YOUR OBJECTIVE
Copy every line that holds "text".

RECORD EXTRACTS
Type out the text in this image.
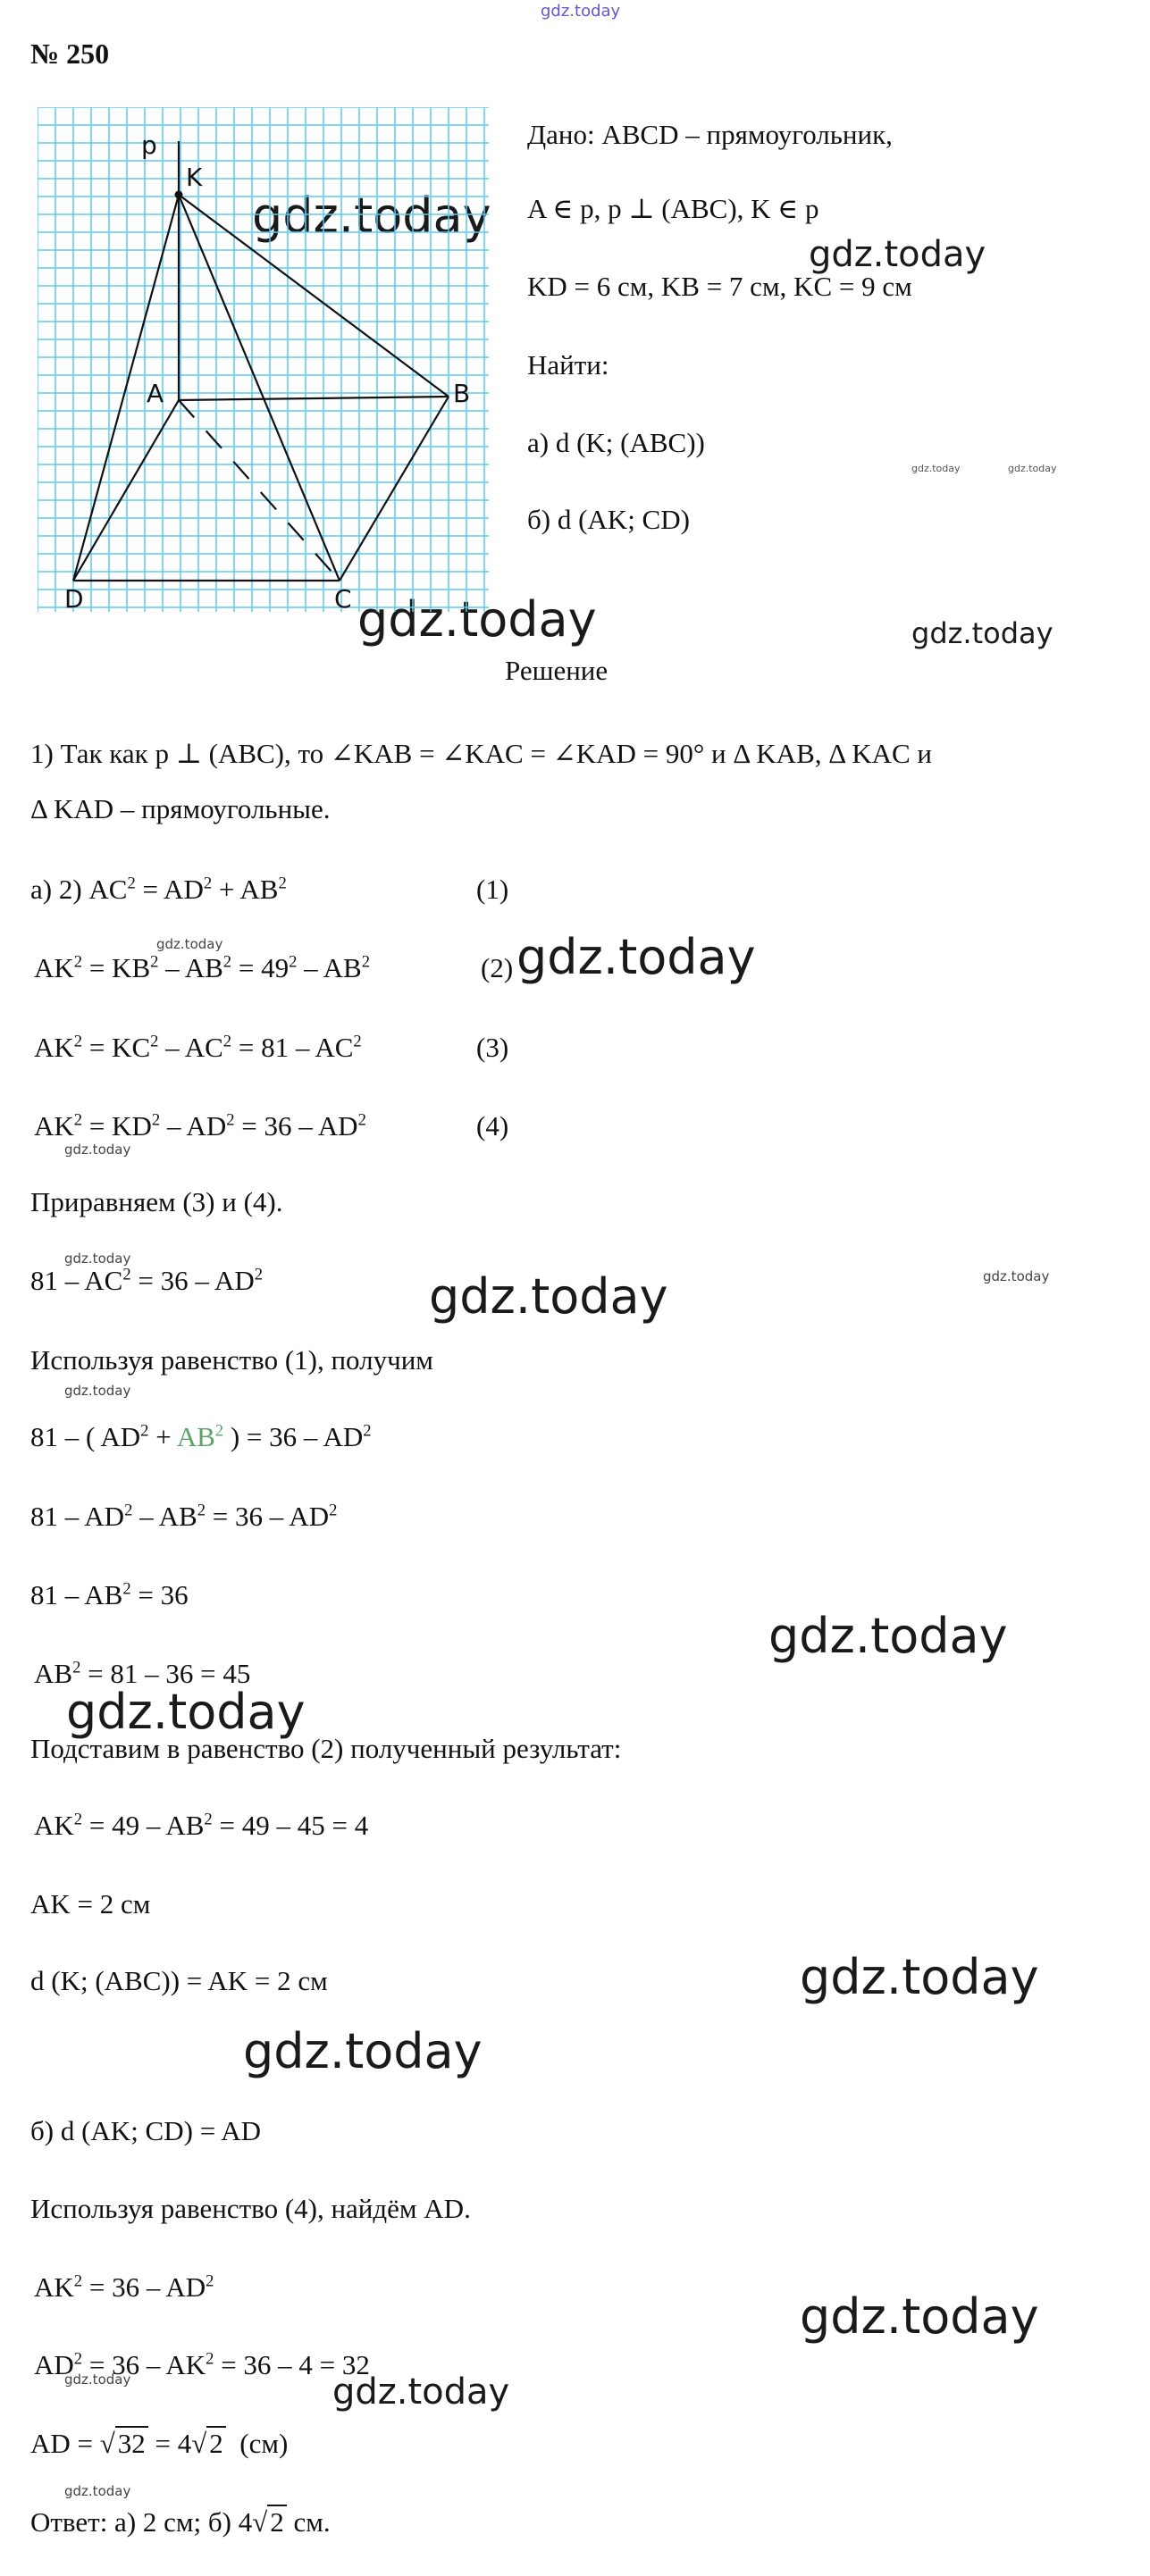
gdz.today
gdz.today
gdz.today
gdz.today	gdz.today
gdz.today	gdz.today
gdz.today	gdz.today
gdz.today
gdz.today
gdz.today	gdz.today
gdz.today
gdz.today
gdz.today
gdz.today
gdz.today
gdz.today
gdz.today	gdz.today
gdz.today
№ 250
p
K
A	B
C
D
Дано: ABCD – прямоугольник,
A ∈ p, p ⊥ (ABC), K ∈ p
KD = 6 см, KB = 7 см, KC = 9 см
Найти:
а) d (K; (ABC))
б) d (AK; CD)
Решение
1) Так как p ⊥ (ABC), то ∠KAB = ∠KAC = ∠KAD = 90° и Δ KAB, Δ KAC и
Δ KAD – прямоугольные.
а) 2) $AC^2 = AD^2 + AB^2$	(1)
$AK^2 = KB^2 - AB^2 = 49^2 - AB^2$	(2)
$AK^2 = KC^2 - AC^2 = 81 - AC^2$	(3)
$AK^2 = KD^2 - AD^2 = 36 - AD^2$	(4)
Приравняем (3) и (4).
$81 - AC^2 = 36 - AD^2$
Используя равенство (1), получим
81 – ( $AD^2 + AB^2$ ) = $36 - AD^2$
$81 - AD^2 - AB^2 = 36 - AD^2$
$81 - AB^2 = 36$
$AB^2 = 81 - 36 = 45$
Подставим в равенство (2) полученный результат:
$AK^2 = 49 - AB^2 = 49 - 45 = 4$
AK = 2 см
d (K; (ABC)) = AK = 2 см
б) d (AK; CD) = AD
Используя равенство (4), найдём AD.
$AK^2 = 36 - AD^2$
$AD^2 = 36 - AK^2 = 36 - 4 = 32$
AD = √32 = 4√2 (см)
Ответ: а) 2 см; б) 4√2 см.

* * *

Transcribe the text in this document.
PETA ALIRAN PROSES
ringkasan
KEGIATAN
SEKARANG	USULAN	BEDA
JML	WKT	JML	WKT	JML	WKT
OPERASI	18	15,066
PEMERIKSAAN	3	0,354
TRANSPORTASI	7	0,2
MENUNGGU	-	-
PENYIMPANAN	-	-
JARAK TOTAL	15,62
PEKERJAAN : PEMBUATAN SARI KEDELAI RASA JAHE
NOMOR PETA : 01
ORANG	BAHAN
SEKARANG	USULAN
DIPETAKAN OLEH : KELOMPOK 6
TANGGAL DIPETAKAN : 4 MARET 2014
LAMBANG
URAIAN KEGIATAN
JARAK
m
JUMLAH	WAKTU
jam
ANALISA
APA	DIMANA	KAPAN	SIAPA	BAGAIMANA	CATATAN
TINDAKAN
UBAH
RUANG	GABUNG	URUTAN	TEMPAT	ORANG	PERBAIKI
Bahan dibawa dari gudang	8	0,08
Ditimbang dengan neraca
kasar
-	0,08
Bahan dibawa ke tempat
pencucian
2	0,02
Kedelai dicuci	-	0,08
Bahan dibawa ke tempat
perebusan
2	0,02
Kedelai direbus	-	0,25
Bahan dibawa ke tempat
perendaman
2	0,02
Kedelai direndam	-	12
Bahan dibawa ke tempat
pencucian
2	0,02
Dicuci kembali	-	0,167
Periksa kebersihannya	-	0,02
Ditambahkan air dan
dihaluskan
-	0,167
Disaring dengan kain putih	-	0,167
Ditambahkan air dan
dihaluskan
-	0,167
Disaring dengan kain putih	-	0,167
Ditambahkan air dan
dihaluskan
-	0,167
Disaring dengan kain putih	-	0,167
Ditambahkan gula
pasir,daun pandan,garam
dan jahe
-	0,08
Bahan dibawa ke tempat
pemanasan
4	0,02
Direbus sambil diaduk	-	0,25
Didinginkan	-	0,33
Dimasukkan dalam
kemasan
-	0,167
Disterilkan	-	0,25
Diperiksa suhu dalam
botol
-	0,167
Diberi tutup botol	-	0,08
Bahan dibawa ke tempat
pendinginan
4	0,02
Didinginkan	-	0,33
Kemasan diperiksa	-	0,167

SOLUTION
Type out the text in this image.
Transcribe the text in this document.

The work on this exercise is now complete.